EXERCISE GOAL:
Return every record below exactly as written, but leave out the pictures.

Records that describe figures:
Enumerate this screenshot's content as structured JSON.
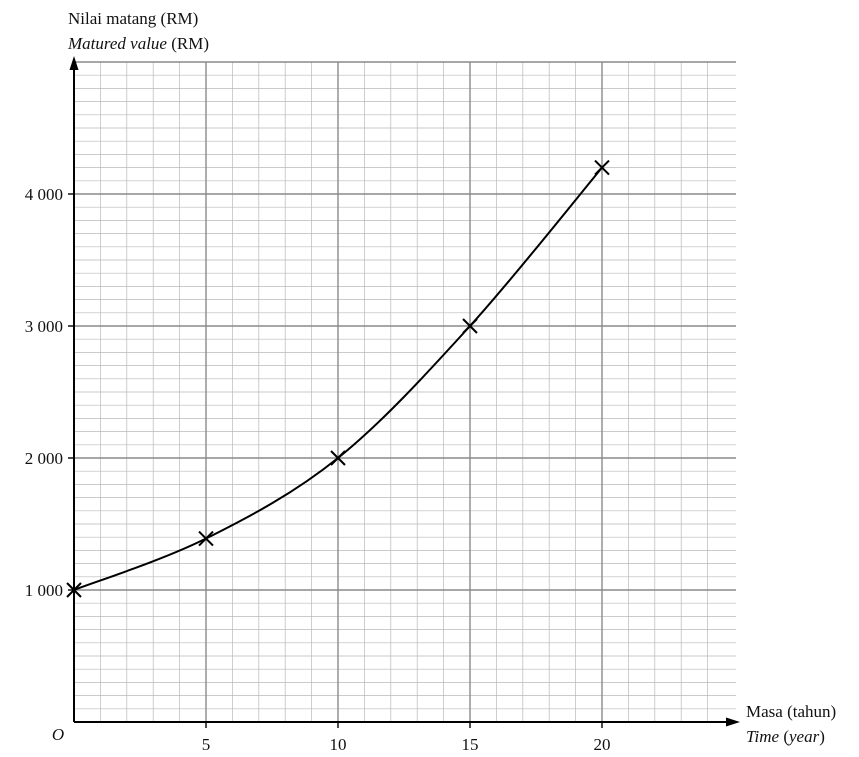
{
  "chart_data": {
    "type": "line",
    "title": "",
    "ylabel": {
      "line1": "Nilai matang (RM)",
      "line2_italic": "Matured value",
      "line2_rest": " (RM)"
    },
    "xlabel": {
      "line1": "Masa (tahun)",
      "line2_italic1": "Time",
      "line2_mid": " (",
      "line2_italic2": "year",
      "line2_end": ")"
    },
    "origin_label": "O",
    "xlim": [
      0,
      24
    ],
    "ylim": [
      0,
      5000
    ],
    "x_ticks": [
      5,
      10,
      15,
      20
    ],
    "x_tick_labels": [
      "5",
      "10",
      "15",
      "20"
    ],
    "y_ticks": [
      1000,
      2000,
      3000,
      4000
    ],
    "y_tick_labels": [
      "1 000",
      "2 000",
      "3 000",
      "4 000"
    ],
    "grid": true,
    "minor_grid_x_step": 1,
    "minor_grid_y_step": 100,
    "points": [
      {
        "x": 0,
        "y": 1000
      },
      {
        "x": 5,
        "y": 1390
      },
      {
        "x": 10,
        "y": 2000
      },
      {
        "x": 15,
        "y": 3000
      },
      {
        "x": 20,
        "y": 4200
      }
    ],
    "marker": "cross",
    "curve": "smooth"
  }
}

EXERCISE OUTPUT:
Enumerate this screenshot's content as structured JSON.
{
  "chart_data": {
    "type": "line",
    "title": "",
    "ylabel": {
      "line1": "Nilai matang (RM)",
      "line2_italic": "Matured value",
      "line2_rest": " (RM)"
    },
    "xlabel": {
      "line1": "Masa (tahun)",
      "line2_italic1": "Time",
      "line2_mid": " (",
      "line2_italic2": "year",
      "line2_end": ")"
    },
    "origin_label": "O",
    "xlim": [
      0,
      24
    ],
    "ylim": [
      0,
      5000
    ],
    "x_ticks": [
      5,
      10,
      15,
      20
    ],
    "x_tick_labels": [
      "5",
      "10",
      "15",
      "20"
    ],
    "y_ticks": [
      1000,
      2000,
      3000,
      4000
    ],
    "y_tick_labels": [
      "1 000",
      "2 000",
      "3 000",
      "4 000"
    ],
    "grid": true,
    "minor_grid_x_step": 1,
    "minor_grid_y_step": 100,
    "points": [
      {
        "x": 0,
        "y": 1000
      },
      {
        "x": 5,
        "y": 1390
      },
      {
        "x": 10,
        "y": 2000
      },
      {
        "x": 15,
        "y": 3000
      },
      {
        "x": 20,
        "y": 4200
      }
    ],
    "marker": "cross",
    "curve": "smooth"
  }
}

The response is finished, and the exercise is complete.